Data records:
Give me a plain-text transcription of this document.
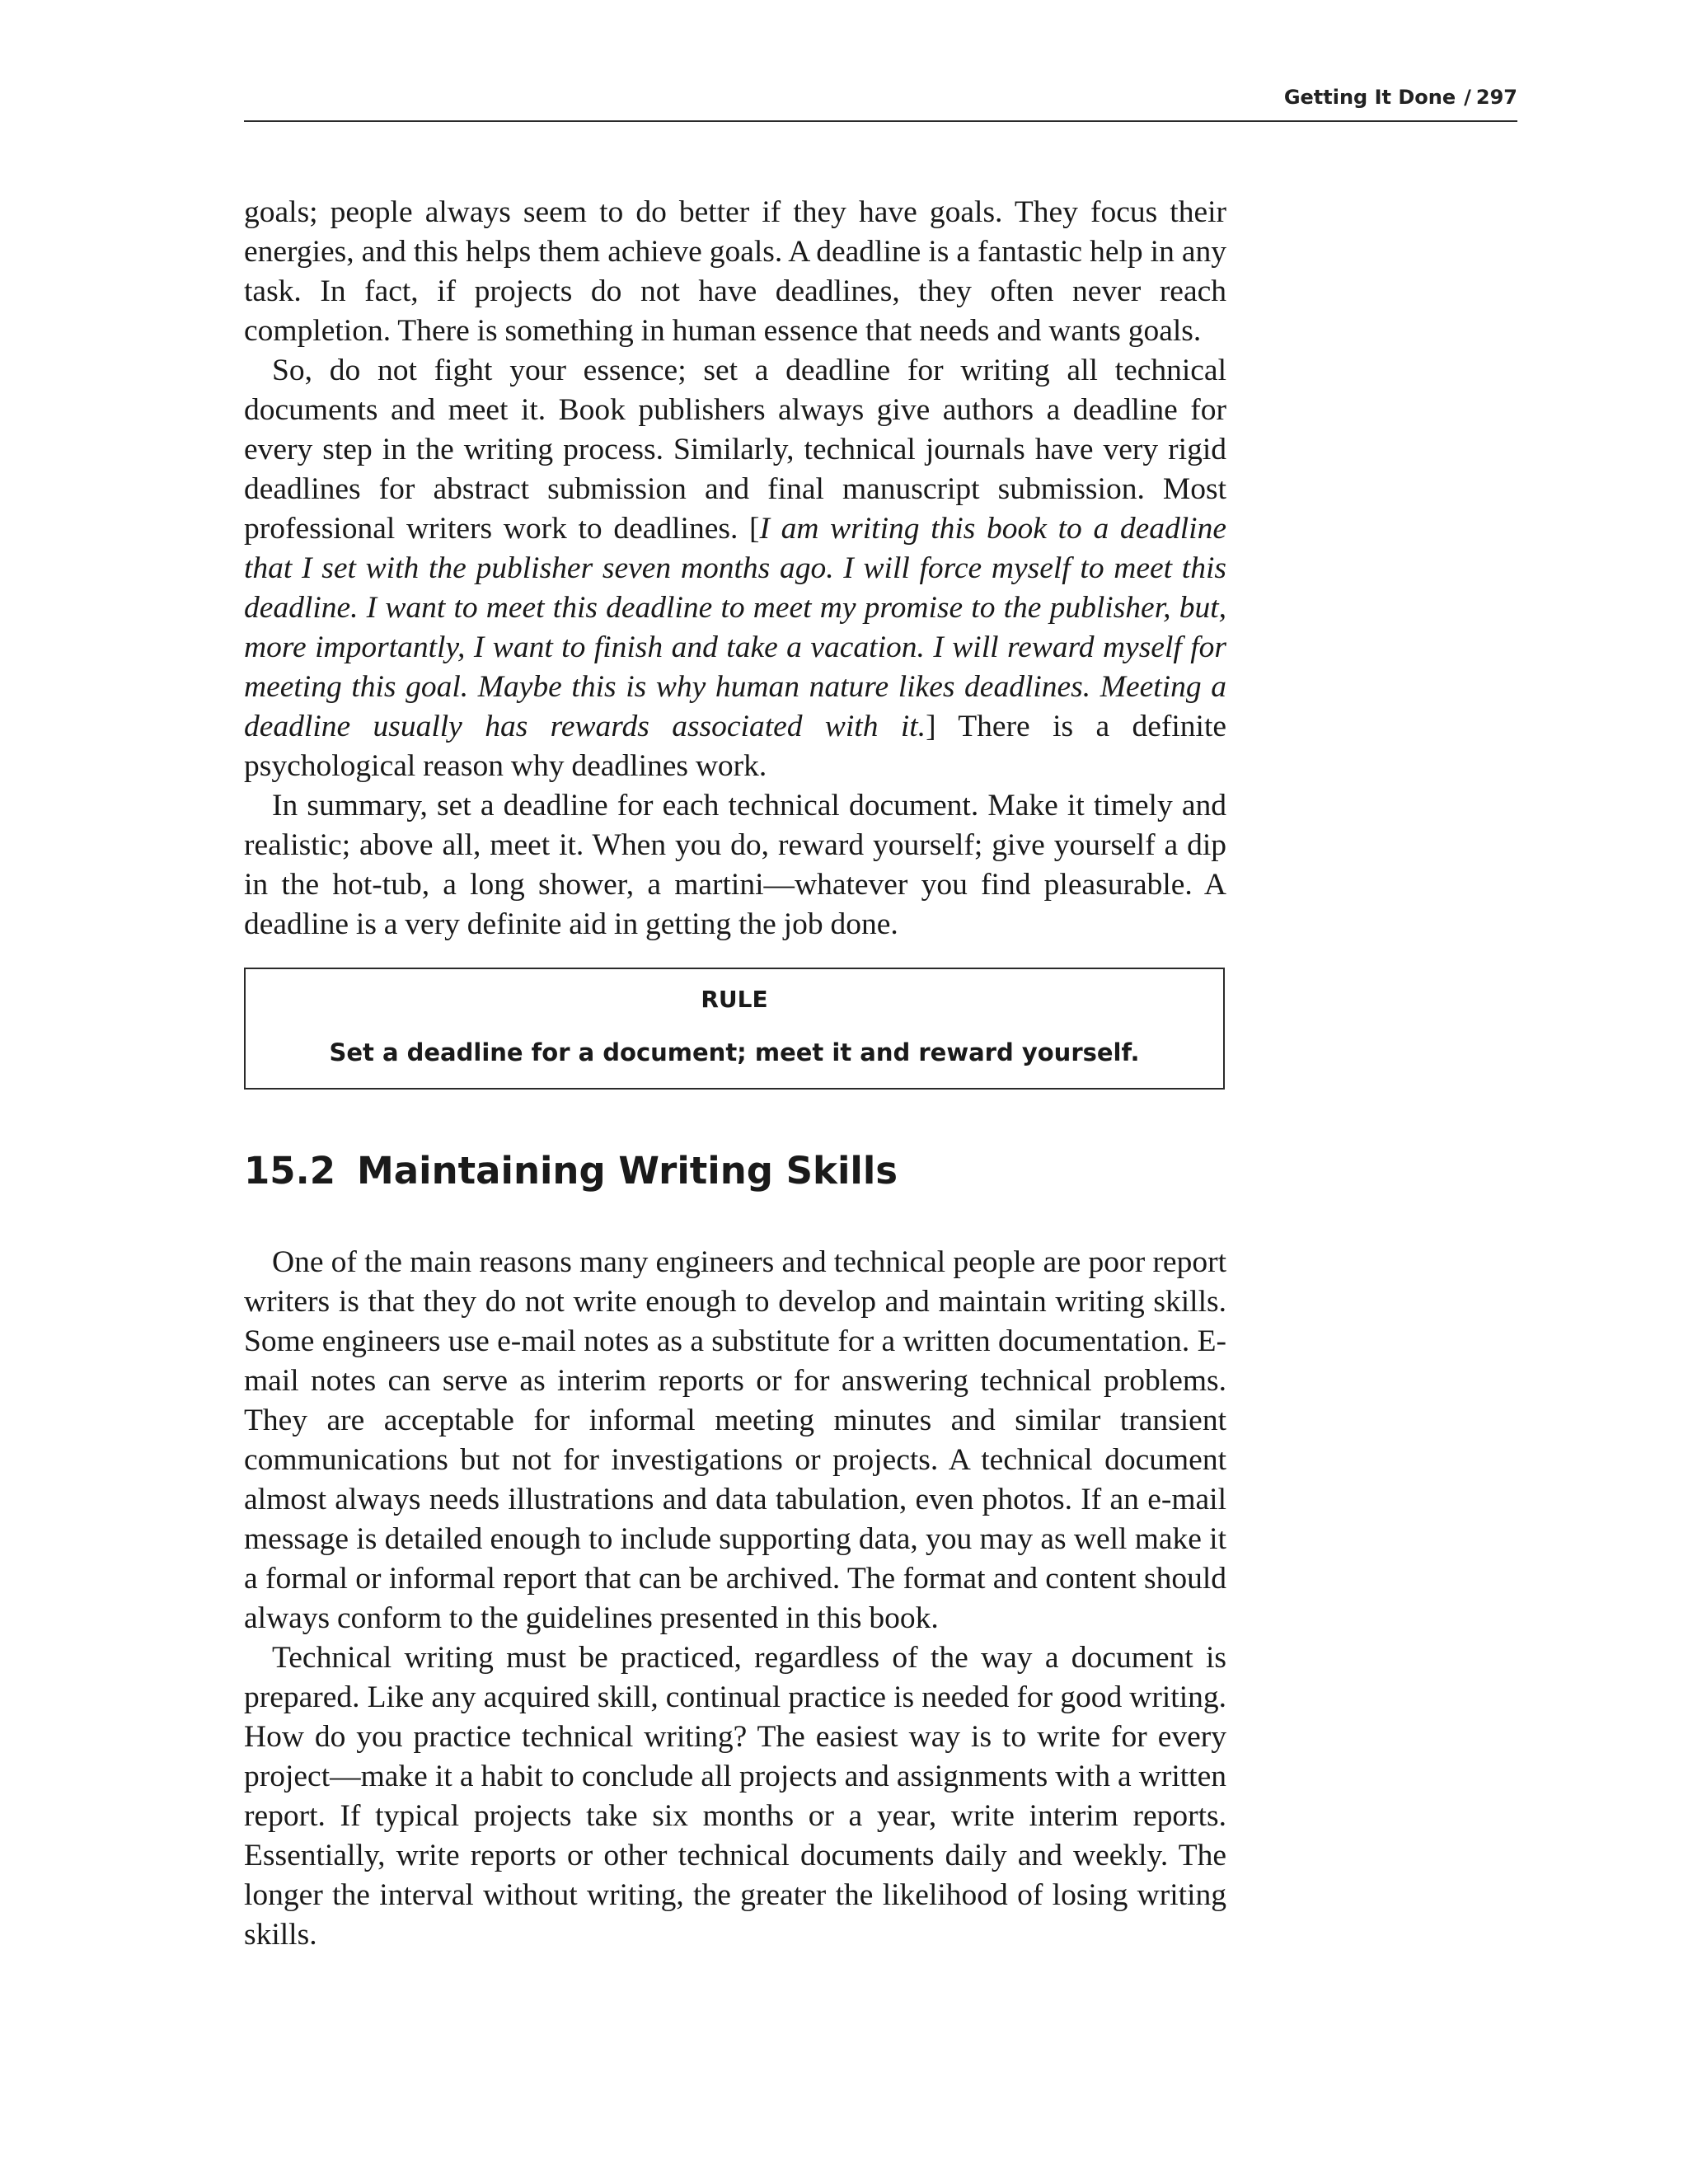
Getting It Done / 297

goals; people always seem to do better if they have goals. They focus their energies, and this helps them achieve goals. A deadline is a fantastic help in any task. In fact, if projects do not have deadlines, they often never reach completion. There is something in human essence that needs and wants goals.

So, do not fight your essence; set a deadline for writing all technical documents and meet it. Book publishers always give authors a deadline for every step in the writing process. Similarly, technical journals have very rigid deadlines for abstract submission and final manuscript submission. Most professional writers work to deadlines. [I am writing this book to a deadline that I set with the publisher seven months ago. I will force myself to meet this deadline. I want to meet this deadline to meet my promise to the publisher, but, more importantly, I want to finish and take a vacation. I will reward myself for meeting this goal. Maybe this is why human nature likes deadlines. Meeting a deadline usually has rewards associated with it.] There is a definite psychological reason why deadlines work.

In summary, set a deadline for each technical document. Make it timely and realistic; above all, meet it. When you do, reward yourself; give yourself a dip in the hot-tub, a long shower, a martini—whatever you find pleasurable. A deadline is a very definite aid in getting the job done.

RULE
Set a deadline for a document; meet it and reward yourself.
15.2 Maintaining Writing Skills

One of the main reasons many engineers and technical people are poor report writers is that they do not write enough to develop and maintain writing skills. Some engineers use e-mail notes as a substitute for a written documentation. E-mail notes can serve as interim reports or for answering technical problems. They are acceptable for informal meeting minutes and similar transient communications but not for investigations or projects. A technical document almost always needs illustrations and data tabulation, even photos. If an e-mail message is detailed enough to include supporting data, you may as well make it a formal or informal report that can be archived. The format and content should always conform to the guidelines presented in this book.

Technical writing must be practiced, regardless of the way a document is prepared. Like any acquired skill, continual practice is needed for good writing. How do you practice technical writing? The easiest way is to write for every project—make it a habit to conclude all projects and assignments with a written report. If typical projects take six months or a year, write interim reports. Essentially, write reports or other technical documents daily and weekly. The longer the interval without writing, the greater the likelihood of losing writing skills.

- **Task prompt**
Copy out each line exactly, without the pictures.

- **Exercise response**
Give me a plain-text transcription of this document.
Getting It Done / 297

goals; people always seem to do better if they have goals. They focus their energies, and this helps them achieve goals. A deadline is a fantastic help in any task. In fact, if projects do not have deadlines, they often never reach completion. There is something in human essence that needs and wants goals.

So, do not fight your essence; set a deadline for writing all technical documents and meet it. Book publishers always give authors a deadline for every step in the writing process. Similarly, technical journals have very rigid deadlines for abstract submission and final manuscript submission. Most professional writers work to deadlines. [I am writing this book to a deadline that I set with the publisher seven months ago. I will force myself to meet this deadline. I want to meet this deadline to meet my promise to the publisher, but, more importantly, I want to finish and take a vacation. I will reward myself for meeting this goal. Maybe this is why human nature likes deadlines. Meeting a deadline usually has rewards associated with it.] There is a definite psychological reason why deadlines work.

In summary, set a deadline for each technical document. Make it timely and realistic; above all, meet it. When you do, reward yourself; give yourself a dip in the hot-tub, a long shower, a martini—whatever you find pleasurable. A deadline is a very definite aid in getting the job done.

RULE
Set a deadline for a document; meet it and reward yourself.
15.2 Maintaining Writing Skills

One of the main reasons many engineers and technical people are poor report writers is that they do not write enough to develop and maintain writing skills. Some engineers use e-mail notes as a substitute for a written documentation. E-mail notes can serve as interim reports or for answering technical problems. They are acceptable for informal meeting minutes and similar transient communications but not for investigations or projects. A technical document almost always needs illustrations and data tabulation, even photos. If an e-mail message is detailed enough to include supporting data, you may as well make it a formal or informal report that can be archived. The format and content should always conform to the guidelines presented in this book.

Technical writing must be practiced, regardless of the way a document is prepared. Like any acquired skill, continual practice is needed for good writing. How do you practice technical writing? The easiest way is to write for every project—make it a habit to conclude all projects and assignments with a written report. If typical projects take six months or a year, write interim reports. Essentially, write reports or other technical documents daily and weekly. The longer the interval without writing, the greater the likelihood of losing writing skills.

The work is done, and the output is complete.